Stored data:
########################################
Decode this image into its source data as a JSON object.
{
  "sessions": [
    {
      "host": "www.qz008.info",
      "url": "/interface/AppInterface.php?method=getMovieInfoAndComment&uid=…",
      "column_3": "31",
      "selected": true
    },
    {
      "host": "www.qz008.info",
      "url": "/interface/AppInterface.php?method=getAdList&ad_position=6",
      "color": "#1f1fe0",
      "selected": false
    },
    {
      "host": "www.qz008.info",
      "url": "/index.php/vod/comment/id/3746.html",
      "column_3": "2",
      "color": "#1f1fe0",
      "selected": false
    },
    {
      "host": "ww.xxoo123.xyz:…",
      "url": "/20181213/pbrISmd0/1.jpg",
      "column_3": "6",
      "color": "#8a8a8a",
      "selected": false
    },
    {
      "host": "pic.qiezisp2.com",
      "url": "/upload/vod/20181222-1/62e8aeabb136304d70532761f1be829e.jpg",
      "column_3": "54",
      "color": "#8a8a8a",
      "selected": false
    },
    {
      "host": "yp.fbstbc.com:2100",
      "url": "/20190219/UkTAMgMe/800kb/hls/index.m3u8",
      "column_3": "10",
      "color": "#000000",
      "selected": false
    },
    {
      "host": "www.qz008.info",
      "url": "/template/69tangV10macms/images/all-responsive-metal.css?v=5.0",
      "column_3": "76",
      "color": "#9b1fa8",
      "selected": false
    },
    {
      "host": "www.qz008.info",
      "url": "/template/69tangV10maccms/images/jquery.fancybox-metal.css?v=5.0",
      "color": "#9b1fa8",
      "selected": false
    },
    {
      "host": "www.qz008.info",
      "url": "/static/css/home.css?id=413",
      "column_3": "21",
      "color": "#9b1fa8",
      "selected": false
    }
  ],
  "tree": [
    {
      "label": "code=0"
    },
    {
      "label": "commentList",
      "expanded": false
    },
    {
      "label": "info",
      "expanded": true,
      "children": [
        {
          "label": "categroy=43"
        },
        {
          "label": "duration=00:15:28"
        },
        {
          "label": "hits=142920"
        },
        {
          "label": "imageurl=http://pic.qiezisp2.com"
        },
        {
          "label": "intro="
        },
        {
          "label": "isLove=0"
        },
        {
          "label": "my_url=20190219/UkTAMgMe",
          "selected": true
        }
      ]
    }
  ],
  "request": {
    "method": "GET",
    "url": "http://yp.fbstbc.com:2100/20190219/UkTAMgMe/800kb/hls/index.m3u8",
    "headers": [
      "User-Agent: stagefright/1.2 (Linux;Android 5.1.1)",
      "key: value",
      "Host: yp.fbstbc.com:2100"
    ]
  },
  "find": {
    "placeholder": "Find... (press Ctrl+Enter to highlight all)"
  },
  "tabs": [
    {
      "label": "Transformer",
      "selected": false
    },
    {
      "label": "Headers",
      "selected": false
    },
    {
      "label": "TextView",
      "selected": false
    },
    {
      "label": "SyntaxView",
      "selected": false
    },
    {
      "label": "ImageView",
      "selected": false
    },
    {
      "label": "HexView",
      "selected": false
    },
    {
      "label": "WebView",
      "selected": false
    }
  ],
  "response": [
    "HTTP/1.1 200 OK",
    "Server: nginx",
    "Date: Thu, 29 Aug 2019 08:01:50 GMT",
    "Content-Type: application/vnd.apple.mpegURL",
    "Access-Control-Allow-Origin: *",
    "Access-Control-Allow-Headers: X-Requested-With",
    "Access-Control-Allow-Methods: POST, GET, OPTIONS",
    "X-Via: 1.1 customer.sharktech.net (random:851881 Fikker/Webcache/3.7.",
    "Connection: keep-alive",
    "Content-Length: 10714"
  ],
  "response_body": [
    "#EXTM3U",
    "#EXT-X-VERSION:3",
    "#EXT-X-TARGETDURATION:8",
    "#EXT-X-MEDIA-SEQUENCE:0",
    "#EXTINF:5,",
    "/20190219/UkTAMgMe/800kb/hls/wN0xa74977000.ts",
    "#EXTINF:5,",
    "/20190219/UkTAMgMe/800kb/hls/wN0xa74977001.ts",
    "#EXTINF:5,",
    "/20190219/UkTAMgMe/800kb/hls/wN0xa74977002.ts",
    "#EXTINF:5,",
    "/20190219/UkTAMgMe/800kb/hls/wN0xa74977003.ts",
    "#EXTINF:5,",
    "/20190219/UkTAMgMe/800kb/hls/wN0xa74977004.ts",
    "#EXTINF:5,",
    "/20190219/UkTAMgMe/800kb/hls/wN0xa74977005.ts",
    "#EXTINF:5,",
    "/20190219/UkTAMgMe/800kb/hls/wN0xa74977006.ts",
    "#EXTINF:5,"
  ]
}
########################################
What you will do: Copy out all lines where the word "AppInterface" appears.

Solution:
      "url": "/interface/AppInterface.php?method=getMovieInfoAndComment&uid=…",
      "url": "/interface/AppInterface.php?method=getAdList&ad_position=6",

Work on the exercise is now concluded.